> _Prompt_: Without the images, write out the whole listing exactly.

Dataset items
--- begin ---
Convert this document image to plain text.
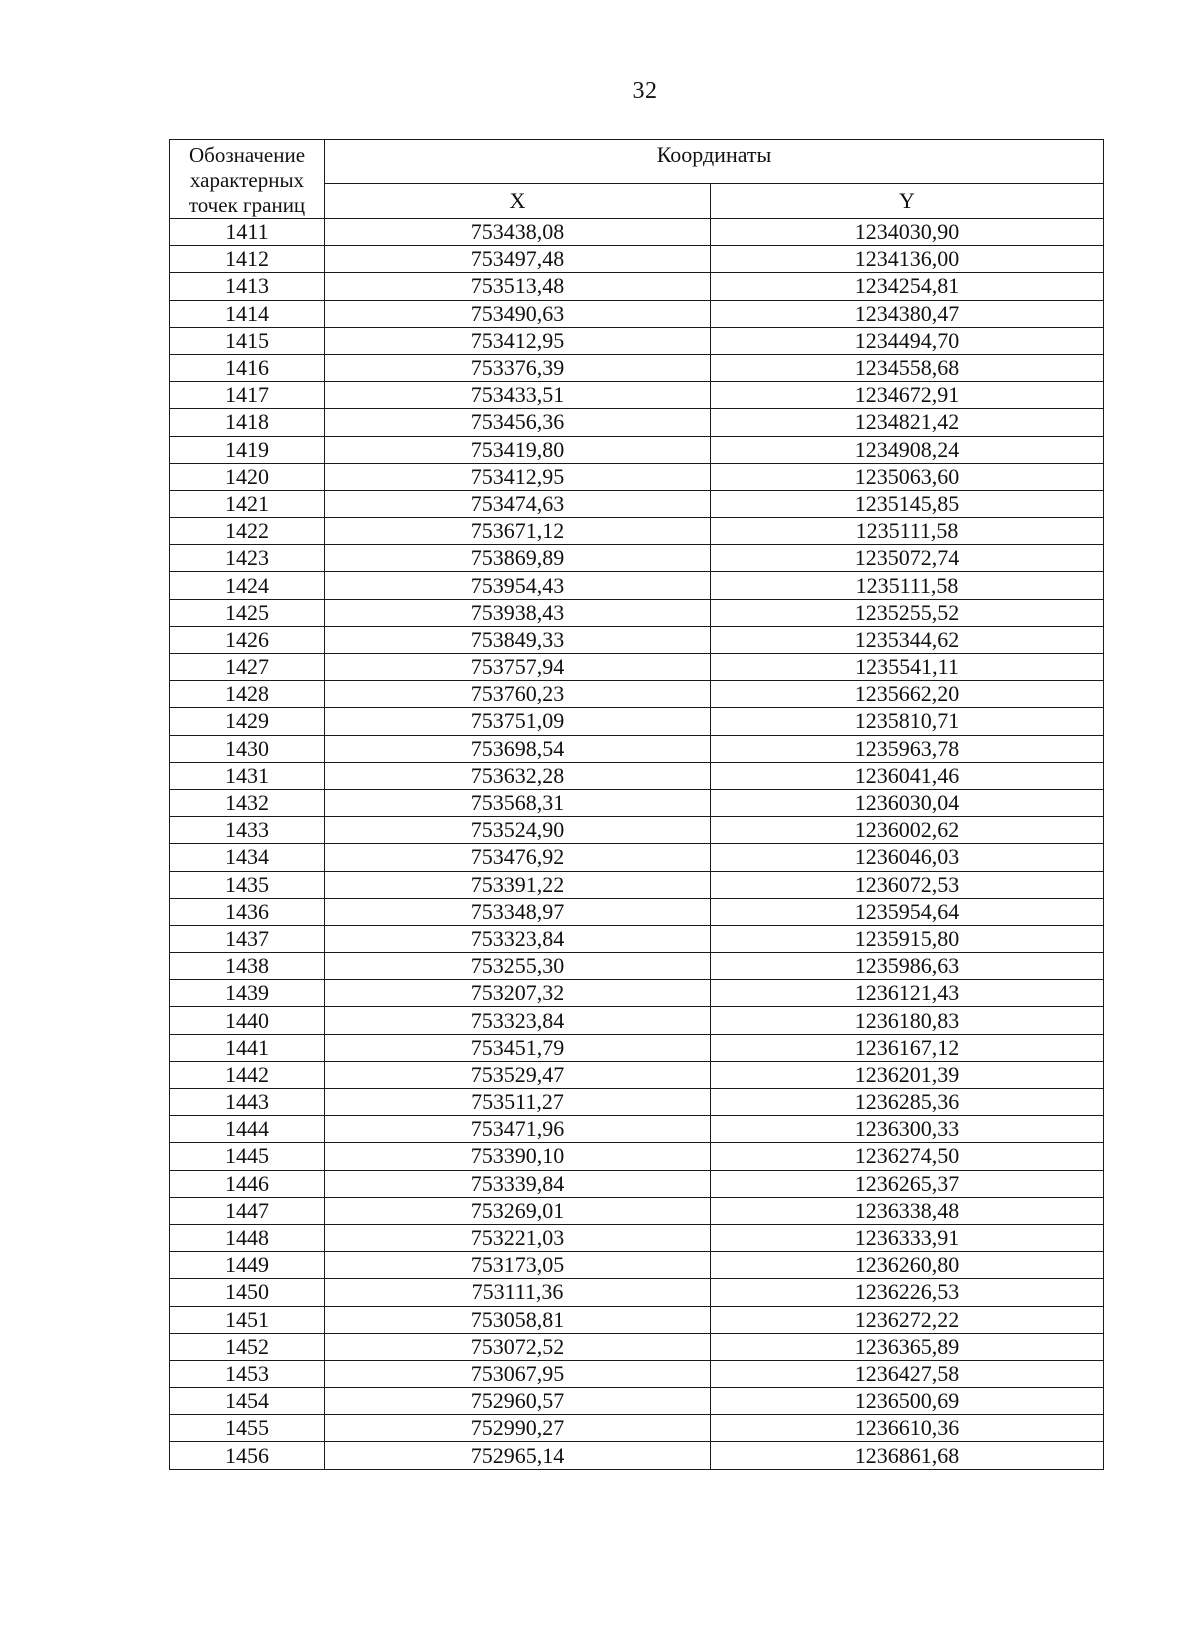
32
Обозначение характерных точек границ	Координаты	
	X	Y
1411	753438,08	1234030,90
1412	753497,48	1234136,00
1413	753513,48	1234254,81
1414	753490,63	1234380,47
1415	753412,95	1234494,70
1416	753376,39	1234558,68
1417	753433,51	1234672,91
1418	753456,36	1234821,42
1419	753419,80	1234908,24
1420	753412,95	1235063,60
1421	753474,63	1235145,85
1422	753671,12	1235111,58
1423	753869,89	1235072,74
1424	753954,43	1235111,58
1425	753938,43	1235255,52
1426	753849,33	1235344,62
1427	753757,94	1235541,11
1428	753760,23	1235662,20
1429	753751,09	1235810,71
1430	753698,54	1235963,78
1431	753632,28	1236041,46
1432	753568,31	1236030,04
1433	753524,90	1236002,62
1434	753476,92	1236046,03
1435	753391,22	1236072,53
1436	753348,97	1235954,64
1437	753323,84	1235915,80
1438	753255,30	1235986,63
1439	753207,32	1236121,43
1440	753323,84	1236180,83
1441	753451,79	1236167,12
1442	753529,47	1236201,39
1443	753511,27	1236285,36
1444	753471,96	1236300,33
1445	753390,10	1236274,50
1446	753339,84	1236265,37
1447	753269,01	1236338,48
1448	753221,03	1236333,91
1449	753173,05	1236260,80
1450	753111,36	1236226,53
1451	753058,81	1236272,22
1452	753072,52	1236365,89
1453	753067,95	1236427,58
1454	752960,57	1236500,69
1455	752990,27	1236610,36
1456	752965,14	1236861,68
--- end ---
> _The output_:
Convert this document image to plain text.
32
Обозначение характерных точек границ	Координаты	
	X	Y
1411	753438,08	1234030,90
1412	753497,48	1234136,00
1413	753513,48	1234254,81
1414	753490,63	1234380,47
1415	753412,95	1234494,70
1416	753376,39	1234558,68
1417	753433,51	1234672,91
1418	753456,36	1234821,42
1419	753419,80	1234908,24
1420	753412,95	1235063,60
1421	753474,63	1235145,85
1422	753671,12	1235111,58
1423	753869,89	1235072,74
1424	753954,43	1235111,58
1425	753938,43	1235255,52
1426	753849,33	1235344,62
1427	753757,94	1235541,11
1428	753760,23	1235662,20
1429	753751,09	1235810,71
1430	753698,54	1235963,78
1431	753632,28	1236041,46
1432	753568,31	1236030,04
1433	753524,90	1236002,62
1434	753476,92	1236046,03
1435	753391,22	1236072,53
1436	753348,97	1235954,64
1437	753323,84	1235915,80
1438	753255,30	1235986,63
1439	753207,32	1236121,43
1440	753323,84	1236180,83
1441	753451,79	1236167,12
1442	753529,47	1236201,39
1443	753511,27	1236285,36
1444	753471,96	1236300,33
1445	753390,10	1236274,50
1446	753339,84	1236265,37
1447	753269,01	1236338,48
1448	753221,03	1236333,91
1449	753173,05	1236260,80
1450	753111,36	1236226,53
1451	753058,81	1236272,22
1452	753072,52	1236365,89
1453	753067,95	1236427,58
1454	752960,57	1236500,69
1455	752990,27	1236610,36
1456	752965,14	1236861,68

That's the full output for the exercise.